◆ Task
Copy out all of the material below word for word, keeping every line and its order unchanged.
+ + + +
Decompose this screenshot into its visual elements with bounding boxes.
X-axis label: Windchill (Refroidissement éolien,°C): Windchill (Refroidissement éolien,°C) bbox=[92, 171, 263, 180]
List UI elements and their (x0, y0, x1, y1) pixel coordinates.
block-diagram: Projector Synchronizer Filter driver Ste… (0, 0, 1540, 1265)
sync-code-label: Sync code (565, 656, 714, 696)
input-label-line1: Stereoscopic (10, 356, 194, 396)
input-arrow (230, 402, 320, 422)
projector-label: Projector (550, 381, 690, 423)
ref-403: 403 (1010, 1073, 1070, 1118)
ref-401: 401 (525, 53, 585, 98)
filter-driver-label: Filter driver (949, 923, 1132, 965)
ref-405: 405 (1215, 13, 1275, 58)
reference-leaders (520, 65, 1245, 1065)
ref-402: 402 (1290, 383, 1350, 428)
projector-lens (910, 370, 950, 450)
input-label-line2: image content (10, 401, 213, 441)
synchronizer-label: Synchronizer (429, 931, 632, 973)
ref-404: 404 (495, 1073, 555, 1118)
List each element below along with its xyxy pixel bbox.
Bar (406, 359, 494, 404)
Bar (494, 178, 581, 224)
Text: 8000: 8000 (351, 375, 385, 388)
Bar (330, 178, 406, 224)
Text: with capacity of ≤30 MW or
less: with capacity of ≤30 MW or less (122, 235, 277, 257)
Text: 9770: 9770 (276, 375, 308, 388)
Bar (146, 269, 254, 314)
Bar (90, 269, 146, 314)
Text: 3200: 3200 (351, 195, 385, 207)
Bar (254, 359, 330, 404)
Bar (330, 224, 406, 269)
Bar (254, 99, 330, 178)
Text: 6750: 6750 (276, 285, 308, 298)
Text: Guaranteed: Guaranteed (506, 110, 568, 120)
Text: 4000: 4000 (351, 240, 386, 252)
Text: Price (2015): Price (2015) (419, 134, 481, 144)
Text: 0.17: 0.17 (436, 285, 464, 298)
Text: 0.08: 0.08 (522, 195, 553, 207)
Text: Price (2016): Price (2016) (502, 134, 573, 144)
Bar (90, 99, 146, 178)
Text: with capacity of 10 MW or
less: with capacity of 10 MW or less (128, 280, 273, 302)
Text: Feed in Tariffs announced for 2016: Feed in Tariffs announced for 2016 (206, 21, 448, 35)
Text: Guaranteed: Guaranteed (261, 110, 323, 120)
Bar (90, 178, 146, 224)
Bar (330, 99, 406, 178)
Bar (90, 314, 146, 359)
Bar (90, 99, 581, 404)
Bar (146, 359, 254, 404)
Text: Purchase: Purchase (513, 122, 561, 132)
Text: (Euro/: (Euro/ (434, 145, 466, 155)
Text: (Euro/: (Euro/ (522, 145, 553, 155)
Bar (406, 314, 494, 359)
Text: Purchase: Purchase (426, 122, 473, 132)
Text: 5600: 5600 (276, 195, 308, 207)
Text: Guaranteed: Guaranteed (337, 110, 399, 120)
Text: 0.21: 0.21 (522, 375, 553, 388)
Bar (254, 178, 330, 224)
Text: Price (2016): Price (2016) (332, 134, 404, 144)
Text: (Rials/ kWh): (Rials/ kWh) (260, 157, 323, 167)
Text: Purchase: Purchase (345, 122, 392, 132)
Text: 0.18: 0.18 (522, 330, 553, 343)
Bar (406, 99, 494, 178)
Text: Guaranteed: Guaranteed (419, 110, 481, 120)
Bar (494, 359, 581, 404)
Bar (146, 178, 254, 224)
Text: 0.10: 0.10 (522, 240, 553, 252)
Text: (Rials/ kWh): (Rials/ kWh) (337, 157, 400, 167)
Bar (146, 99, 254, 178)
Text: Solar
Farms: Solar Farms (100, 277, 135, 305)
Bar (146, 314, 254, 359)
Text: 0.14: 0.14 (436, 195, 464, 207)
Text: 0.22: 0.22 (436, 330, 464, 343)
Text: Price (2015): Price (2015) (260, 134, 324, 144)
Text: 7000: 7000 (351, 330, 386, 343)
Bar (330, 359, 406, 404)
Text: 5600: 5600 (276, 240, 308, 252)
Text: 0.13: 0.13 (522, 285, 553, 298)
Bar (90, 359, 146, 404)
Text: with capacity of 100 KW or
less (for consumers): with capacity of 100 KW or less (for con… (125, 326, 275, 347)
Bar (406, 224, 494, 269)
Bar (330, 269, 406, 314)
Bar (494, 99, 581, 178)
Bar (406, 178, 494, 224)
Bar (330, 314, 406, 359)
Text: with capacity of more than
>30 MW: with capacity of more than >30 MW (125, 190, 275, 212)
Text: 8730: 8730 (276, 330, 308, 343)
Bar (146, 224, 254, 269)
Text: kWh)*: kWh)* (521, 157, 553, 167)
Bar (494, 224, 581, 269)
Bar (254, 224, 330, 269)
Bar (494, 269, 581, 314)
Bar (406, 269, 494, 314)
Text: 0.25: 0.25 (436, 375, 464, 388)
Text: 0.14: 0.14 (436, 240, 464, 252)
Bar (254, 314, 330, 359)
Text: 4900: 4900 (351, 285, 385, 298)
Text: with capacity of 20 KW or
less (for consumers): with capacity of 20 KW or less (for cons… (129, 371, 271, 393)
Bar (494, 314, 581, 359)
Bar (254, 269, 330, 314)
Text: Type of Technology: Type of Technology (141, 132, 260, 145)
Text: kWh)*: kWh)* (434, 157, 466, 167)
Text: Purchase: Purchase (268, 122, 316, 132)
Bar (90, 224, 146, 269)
+ + + +
◆ Answer for this exercise
Decompose this screenshot into its visual elements with bounding boxes.
X-axis label: Windchill (Refroidissement éolien,°C): Windchill (Refroidissement éolien,°C) bbox=[92, 171, 263, 180]
List UI elements and their (x0, y0, x1, y1) pixel coordinates.
block-diagram: Projector Synchronizer Filter driver Ste… (0, 0, 1540, 1265)
sync-code-label: Sync code (565, 656, 714, 696)
input-label-line1: Stereoscopic (10, 356, 194, 396)
input-arrow (230, 402, 320, 422)
projector-label: Projector (550, 381, 690, 423)
ref-403: 403 (1010, 1073, 1070, 1118)
ref-401: 401 (525, 53, 585, 98)
filter-driver-label: Filter driver (949, 923, 1132, 965)
ref-405: 405 (1215, 13, 1275, 58)
reference-leaders (520, 65, 1245, 1065)
ref-402: 402 (1290, 383, 1350, 428)
projector-lens (910, 370, 950, 450)
input-label-line2: image content (10, 401, 213, 441)
synchronizer-label: Synchronizer (429, 931, 632, 973)
ref-404: 404 (495, 1073, 555, 1118)
List each element below along with its xyxy pixel bbox.
Bar (406, 359, 494, 404)
Bar (494, 178, 581, 224)
Text: 8000: 8000 (351, 375, 385, 388)
Bar (330, 178, 406, 224)
Text: with capacity of ≤30 MW or
less: with capacity of ≤30 MW or less (122, 235, 277, 257)
Text: 9770: 9770 (276, 375, 308, 388)
Bar (146, 269, 254, 314)
Bar (90, 269, 146, 314)
Text: 3200: 3200 (351, 195, 385, 207)
Bar (254, 359, 330, 404)
Bar (330, 224, 406, 269)
Bar (254, 99, 330, 178)
Text: 6750: 6750 (276, 285, 308, 298)
Text: Guaranteed: Guaranteed (506, 110, 568, 120)
Text: 4000: 4000 (351, 240, 386, 252)
Text: Price (2015): Price (2015) (419, 134, 481, 144)
Text: 0.17: 0.17 (436, 285, 464, 298)
Text: 0.08: 0.08 (522, 195, 553, 207)
Text: Price (2016): Price (2016) (502, 134, 573, 144)
Bar (90, 99, 146, 178)
Text: with capacity of 10 MW or
less: with capacity of 10 MW or less (128, 280, 273, 302)
Text: Feed in Tariffs announced for 2016: Feed in Tariffs announced for 2016 (206, 21, 448, 35)
Text: Guaranteed: Guaranteed (261, 110, 323, 120)
Bar (90, 178, 146, 224)
Bar (330, 99, 406, 178)
Bar (90, 314, 146, 359)
Bar (90, 99, 581, 404)
Bar (146, 359, 254, 404)
Text: Purchase: Purchase (513, 122, 561, 132)
Text: (Euro/: (Euro/ (434, 145, 466, 155)
Text: (Euro/: (Euro/ (522, 145, 553, 155)
Bar (406, 314, 494, 359)
Text: Purchase: Purchase (426, 122, 473, 132)
Text: 5600: 5600 (276, 195, 308, 207)
Text: Guaranteed: Guaranteed (337, 110, 399, 120)
Text: 0.21: 0.21 (522, 375, 553, 388)
Bar (254, 178, 330, 224)
Text: Price (2016): Price (2016) (332, 134, 404, 144)
Text: (Rials/ kWh): (Rials/ kWh) (260, 157, 323, 167)
Text: Purchase: Purchase (345, 122, 392, 132)
Text: 0.18: 0.18 (522, 330, 553, 343)
Bar (406, 99, 494, 178)
Text: Guaranteed: Guaranteed (419, 110, 481, 120)
Bar (494, 359, 581, 404)
Bar (146, 178, 254, 224)
Text: 0.10: 0.10 (522, 240, 553, 252)
Text: (Rials/ kWh): (Rials/ kWh) (337, 157, 400, 167)
Bar (146, 99, 254, 178)
Text: Solar
Farms: Solar Farms (100, 277, 135, 305)
Bar (146, 314, 254, 359)
Text: 0.14: 0.14 (436, 195, 464, 207)
Text: 0.22: 0.22 (436, 330, 464, 343)
Text: Price (2015): Price (2015) (260, 134, 324, 144)
Text: 7000: 7000 (351, 330, 386, 343)
Bar (330, 359, 406, 404)
Text: 5600: 5600 (276, 240, 308, 252)
Text: 0.13: 0.13 (522, 285, 553, 298)
Bar (90, 359, 146, 404)
Text: with capacity of 100 KW or
less (for consumers): with capacity of 100 KW or less (for con… (125, 326, 275, 347)
Bar (406, 224, 494, 269)
Bar (330, 269, 406, 314)
Bar (494, 99, 581, 178)
Bar (406, 178, 494, 224)
Bar (330, 314, 406, 359)
Text: with capacity of more than
>30 MW: with capacity of more than >30 MW (125, 190, 275, 212)
Text: 8730: 8730 (276, 330, 308, 343)
Bar (146, 224, 254, 269)
Text: kWh)*: kWh)* (521, 157, 553, 167)
Bar (494, 224, 581, 269)
Bar (254, 224, 330, 269)
Bar (494, 269, 581, 314)
Bar (406, 269, 494, 314)
Text: 0.25: 0.25 (436, 375, 464, 388)
Text: 0.14: 0.14 (436, 240, 464, 252)
Bar (254, 314, 330, 359)
Text: 4900: 4900 (351, 285, 385, 298)
Text: with capacity of 20 KW or
less (for consumers): with capacity of 20 KW or less (for cons… (129, 371, 271, 393)
Bar (494, 314, 581, 359)
Bar (254, 269, 330, 314)
Text: Type of Technology: Type of Technology (141, 132, 260, 145)
Text: kWh)*: kWh)* (434, 157, 466, 167)
Text: Purchase: Purchase (268, 122, 316, 132)
Bar (90, 224, 146, 269)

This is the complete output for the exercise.